**Data records**
— Begin —
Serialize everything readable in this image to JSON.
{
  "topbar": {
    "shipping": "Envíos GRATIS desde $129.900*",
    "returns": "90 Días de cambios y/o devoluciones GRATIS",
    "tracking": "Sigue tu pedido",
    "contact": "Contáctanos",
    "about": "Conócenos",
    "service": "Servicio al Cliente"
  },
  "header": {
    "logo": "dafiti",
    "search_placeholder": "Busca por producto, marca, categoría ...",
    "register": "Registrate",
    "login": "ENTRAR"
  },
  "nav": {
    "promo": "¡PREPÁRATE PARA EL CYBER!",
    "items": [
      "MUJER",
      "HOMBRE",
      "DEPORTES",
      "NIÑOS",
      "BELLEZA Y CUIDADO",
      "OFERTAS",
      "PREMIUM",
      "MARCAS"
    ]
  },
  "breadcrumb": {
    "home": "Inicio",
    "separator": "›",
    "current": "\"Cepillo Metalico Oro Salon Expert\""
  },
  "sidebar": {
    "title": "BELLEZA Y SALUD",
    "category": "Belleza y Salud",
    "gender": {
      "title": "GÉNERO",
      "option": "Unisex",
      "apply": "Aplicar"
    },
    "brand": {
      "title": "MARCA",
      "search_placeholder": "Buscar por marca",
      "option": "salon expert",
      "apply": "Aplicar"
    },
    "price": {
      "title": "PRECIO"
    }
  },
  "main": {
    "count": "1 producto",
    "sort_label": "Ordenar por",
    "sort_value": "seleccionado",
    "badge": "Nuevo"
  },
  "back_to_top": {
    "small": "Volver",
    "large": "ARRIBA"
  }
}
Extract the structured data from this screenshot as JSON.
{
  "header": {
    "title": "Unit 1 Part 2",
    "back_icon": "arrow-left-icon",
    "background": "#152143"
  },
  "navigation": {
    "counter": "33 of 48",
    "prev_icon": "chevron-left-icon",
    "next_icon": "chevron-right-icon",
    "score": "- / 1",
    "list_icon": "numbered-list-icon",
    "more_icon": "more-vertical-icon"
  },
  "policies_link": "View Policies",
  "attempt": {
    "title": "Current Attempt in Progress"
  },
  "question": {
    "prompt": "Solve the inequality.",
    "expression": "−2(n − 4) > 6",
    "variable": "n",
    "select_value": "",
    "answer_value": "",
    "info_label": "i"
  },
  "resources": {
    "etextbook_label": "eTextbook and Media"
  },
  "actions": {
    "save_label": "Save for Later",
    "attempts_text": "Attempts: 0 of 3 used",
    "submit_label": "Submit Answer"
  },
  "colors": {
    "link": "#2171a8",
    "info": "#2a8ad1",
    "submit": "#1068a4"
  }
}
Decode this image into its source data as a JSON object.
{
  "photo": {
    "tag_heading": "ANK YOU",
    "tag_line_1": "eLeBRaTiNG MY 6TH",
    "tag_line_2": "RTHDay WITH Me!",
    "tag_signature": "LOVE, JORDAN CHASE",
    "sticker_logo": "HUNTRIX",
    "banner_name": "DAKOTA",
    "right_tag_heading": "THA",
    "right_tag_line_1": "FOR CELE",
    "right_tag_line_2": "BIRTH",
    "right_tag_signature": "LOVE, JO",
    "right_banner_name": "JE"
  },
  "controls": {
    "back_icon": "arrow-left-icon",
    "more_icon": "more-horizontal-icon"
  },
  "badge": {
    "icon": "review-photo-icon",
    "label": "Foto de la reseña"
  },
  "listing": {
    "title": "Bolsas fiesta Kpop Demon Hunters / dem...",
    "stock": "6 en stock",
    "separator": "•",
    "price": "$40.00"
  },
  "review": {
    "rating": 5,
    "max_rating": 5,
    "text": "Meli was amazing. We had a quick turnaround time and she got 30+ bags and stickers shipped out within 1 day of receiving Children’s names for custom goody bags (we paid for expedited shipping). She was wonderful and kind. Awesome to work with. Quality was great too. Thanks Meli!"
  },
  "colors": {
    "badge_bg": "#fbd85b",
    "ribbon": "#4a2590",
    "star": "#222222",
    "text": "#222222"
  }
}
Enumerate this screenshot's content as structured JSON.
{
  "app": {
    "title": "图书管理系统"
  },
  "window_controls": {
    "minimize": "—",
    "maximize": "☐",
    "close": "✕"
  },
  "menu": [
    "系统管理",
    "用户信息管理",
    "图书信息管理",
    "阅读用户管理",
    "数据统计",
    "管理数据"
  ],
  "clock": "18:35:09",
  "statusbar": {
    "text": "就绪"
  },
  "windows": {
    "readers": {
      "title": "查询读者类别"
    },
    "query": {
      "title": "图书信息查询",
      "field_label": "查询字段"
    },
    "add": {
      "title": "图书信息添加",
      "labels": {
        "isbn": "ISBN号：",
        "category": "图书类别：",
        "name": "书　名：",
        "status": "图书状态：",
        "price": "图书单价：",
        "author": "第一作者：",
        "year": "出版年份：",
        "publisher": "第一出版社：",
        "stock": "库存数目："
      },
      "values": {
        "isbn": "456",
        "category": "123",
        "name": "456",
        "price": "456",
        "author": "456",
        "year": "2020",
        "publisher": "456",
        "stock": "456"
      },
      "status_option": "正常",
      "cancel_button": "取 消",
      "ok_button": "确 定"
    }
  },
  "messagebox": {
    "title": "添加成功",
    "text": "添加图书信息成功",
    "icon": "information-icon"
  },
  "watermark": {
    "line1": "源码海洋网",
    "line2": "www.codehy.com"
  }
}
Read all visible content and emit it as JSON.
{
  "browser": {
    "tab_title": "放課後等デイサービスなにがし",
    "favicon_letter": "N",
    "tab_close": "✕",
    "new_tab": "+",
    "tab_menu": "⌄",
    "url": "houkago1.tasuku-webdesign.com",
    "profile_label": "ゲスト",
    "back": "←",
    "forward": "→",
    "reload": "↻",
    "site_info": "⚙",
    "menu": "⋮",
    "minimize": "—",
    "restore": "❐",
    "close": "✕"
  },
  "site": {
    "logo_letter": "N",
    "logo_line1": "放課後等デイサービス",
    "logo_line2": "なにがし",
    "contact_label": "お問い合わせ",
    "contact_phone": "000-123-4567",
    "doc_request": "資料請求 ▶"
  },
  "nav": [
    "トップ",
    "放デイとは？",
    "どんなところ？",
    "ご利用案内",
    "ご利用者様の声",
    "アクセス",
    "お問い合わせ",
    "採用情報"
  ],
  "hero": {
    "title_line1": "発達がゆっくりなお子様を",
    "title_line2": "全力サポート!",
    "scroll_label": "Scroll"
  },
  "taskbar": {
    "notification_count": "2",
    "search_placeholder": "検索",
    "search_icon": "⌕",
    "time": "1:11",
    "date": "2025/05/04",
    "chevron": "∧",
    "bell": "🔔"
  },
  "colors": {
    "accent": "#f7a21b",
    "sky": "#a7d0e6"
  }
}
— End —
**Written request**
Reproduce the material verbatim, line by line.

**Response to the exercise**
Serialize everything readable in this image to JSON.
{
  "topbar": {
    "shipping": "Envíos GRATIS desde $129.900*",
    "returns": "90 Días de cambios y/o devoluciones GRATIS",
    "tracking": "Sigue tu pedido",
    "contact": "Contáctanos",
    "about": "Conócenos",
    "service": "Servicio al Cliente"
  },
  "header": {
    "logo": "dafiti",
    "search_placeholder": "Busca por producto, marca, categoría ...",
    "register": "Registrate",
    "login": "ENTRAR"
  },
  "nav": {
    "promo": "¡PREPÁRATE PARA EL CYBER!",
    "items": [
      "MUJER",
      "HOMBRE",
      "DEPORTES",
      "NIÑOS",
      "BELLEZA Y CUIDADO",
      "OFERTAS",
      "PREMIUM",
      "MARCAS"
    ]
  },
  "breadcrumb": {
    "home": "Inicio",
    "separator": "›",
    "current": "\"Cepillo Metalico Oro Salon Expert\""
  },
  "sidebar": {
    "title": "BELLEZA Y SALUD",
    "category": "Belleza y Salud",
    "gender": {
      "title": "GÉNERO",
      "option": "Unisex",
      "apply": "Aplicar"
    },
    "brand": {
      "title": "MARCA",
      "search_placeholder": "Buscar por marca",
      "option": "salon expert",
      "apply": "Aplicar"
    },
    "price": {
      "title": "PRECIO"
    }
  },
  "main": {
    "count": "1 producto",
    "sort_label": "Ordenar por",
    "sort_value": "seleccionado",
    "badge": "Nuevo"
  },
  "back_to_top": {
    "small": "Volver",
    "large": "ARRIBA"
  }
}
Extract the structured data from this screenshot as JSON.
{
  "header": {
    "title": "Unit 1 Part 2",
    "back_icon": "arrow-left-icon",
    "background": "#152143"
  },
  "navigation": {
    "counter": "33 of 48",
    "prev_icon": "chevron-left-icon",
    "next_icon": "chevron-right-icon",
    "score": "- / 1",
    "list_icon": "numbered-list-icon",
    "more_icon": "more-vertical-icon"
  },
  "policies_link": "View Policies",
  "attempt": {
    "title": "Current Attempt in Progress"
  },
  "question": {
    "prompt": "Solve the inequality.",
    "expression": "−2(n − 4) > 6",
    "variable": "n",
    "select_value": "",
    "answer_value": "",
    "info_label": "i"
  },
  "resources": {
    "etextbook_label": "eTextbook and Media"
  },
  "actions": {
    "save_label": "Save for Later",
    "attempts_text": "Attempts: 0 of 3 used",
    "submit_label": "Submit Answer"
  },
  "colors": {
    "link": "#2171a8",
    "info": "#2a8ad1",
    "submit": "#1068a4"
  }
}
Decode this image into its source data as a JSON object.
{
  "photo": {
    "tag_heading": "ANK YOU",
    "tag_line_1": "eLeBRaTiNG MY 6TH",
    "tag_line_2": "RTHDay WITH Me!",
    "tag_signature": "LOVE, JORDAN CHASE",
    "sticker_logo": "HUNTRIX",
    "banner_name": "DAKOTA",
    "right_tag_heading": "THA",
    "right_tag_line_1": "FOR CELE",
    "right_tag_line_2": "BIRTH",
    "right_tag_signature": "LOVE, JO",
    "right_banner_name": "JE"
  },
  "controls": {
    "back_icon": "arrow-left-icon",
    "more_icon": "more-horizontal-icon"
  },
  "badge": {
    "icon": "review-photo-icon",
    "label": "Foto de la reseña"
  },
  "listing": {
    "title": "Bolsas fiesta Kpop Demon Hunters / dem...",
    "stock": "6 en stock",
    "separator": "•",
    "price": "$40.00"
  },
  "review": {
    "rating": 5,
    "max_rating": 5,
    "text": "Meli was amazing. We had a quick turnaround time and she got 30+ bags and stickers shipped out within 1 day of receiving Children’s names for custom goody bags (we paid for expedited shipping). She was wonderful and kind. Awesome to work with. Quality was great too. Thanks Meli!"
  },
  "colors": {
    "badge_bg": "#fbd85b",
    "ribbon": "#4a2590",
    "star": "#222222",
    "text": "#222222"
  }
}
Enumerate this screenshot's content as structured JSON.
{
  "app": {
    "title": "图书管理系统"
  },
  "window_controls": {
    "minimize": "—",
    "maximize": "☐",
    "close": "✕"
  },
  "menu": [
    "系统管理",
    "用户信息管理",
    "图书信息管理",
    "阅读用户管理",
    "数据统计",
    "管理数据"
  ],
  "clock": "18:35:09",
  "statusbar": {
    "text": "就绪"
  },
  "windows": {
    "readers": {
      "title": "查询读者类别"
    },
    "query": {
      "title": "图书信息查询",
      "field_label": "查询字段"
    },
    "add": {
      "title": "图书信息添加",
      "labels": {
        "isbn": "ISBN号：",
        "category": "图书类别：",
        "name": "书　名：",
        "status": "图书状态：",
        "price": "图书单价：",
        "author": "第一作者：",
        "year": "出版年份：",
        "publisher": "第一出版社：",
        "stock": "库存数目："
      },
      "values": {
        "isbn": "456",
        "category": "123",
        "name": "456",
        "price": "456",
        "author": "456",
        "year": "2020",
        "publisher": "456",
        "stock": "456"
      },
      "status_option": "正常",
      "cancel_button": "取 消",
      "ok_button": "确 定"
    }
  },
  "messagebox": {
    "title": "添加成功",
    "text": "添加图书信息成功",
    "icon": "information-icon"
  },
  "watermark": {
    "line1": "源码海洋网",
    "line2": "www.codehy.com"
  }
}
Read all visible content and emit it as JSON.
{
  "browser": {
    "tab_title": "放課後等デイサービスなにがし",
    "favicon_letter": "N",
    "tab_close": "✕",
    "new_tab": "+",
    "tab_menu": "⌄",
    "url": "houkago1.tasuku-webdesign.com",
    "profile_label": "ゲスト",
    "back": "←",
    "forward": "→",
    "reload": "↻",
    "site_info": "⚙",
    "menu": "⋮",
    "minimize": "—",
    "restore": "❐",
    "close": "✕"
  },
  "site": {
    "logo_letter": "N",
    "logo_line1": "放課後等デイサービス",
    "logo_line2": "なにがし",
    "contact_label": "お問い合わせ",
    "contact_phone": "000-123-4567",
    "doc_request": "資料請求 ▶"
  },
  "nav": [
    "トップ",
    "放デイとは？",
    "どんなところ？",
    "ご利用案内",
    "ご利用者様の声",
    "アクセス",
    "お問い合わせ",
    "採用情報"
  ],
  "hero": {
    "title_line1": "発達がゆっくりなお子様を",
    "title_line2": "全力サポート!",
    "scroll_label": "Scroll"
  },
  "taskbar": {
    "notification_count": "2",
    "search_placeholder": "検索",
    "search_icon": "⌕",
    "time": "1:11",
    "date": "2025/05/04",
    "chevron": "∧",
    "bell": "🔔"
  },
  "colors": {
    "accent": "#f7a21b",
    "sky": "#a7d0e6"
  }
}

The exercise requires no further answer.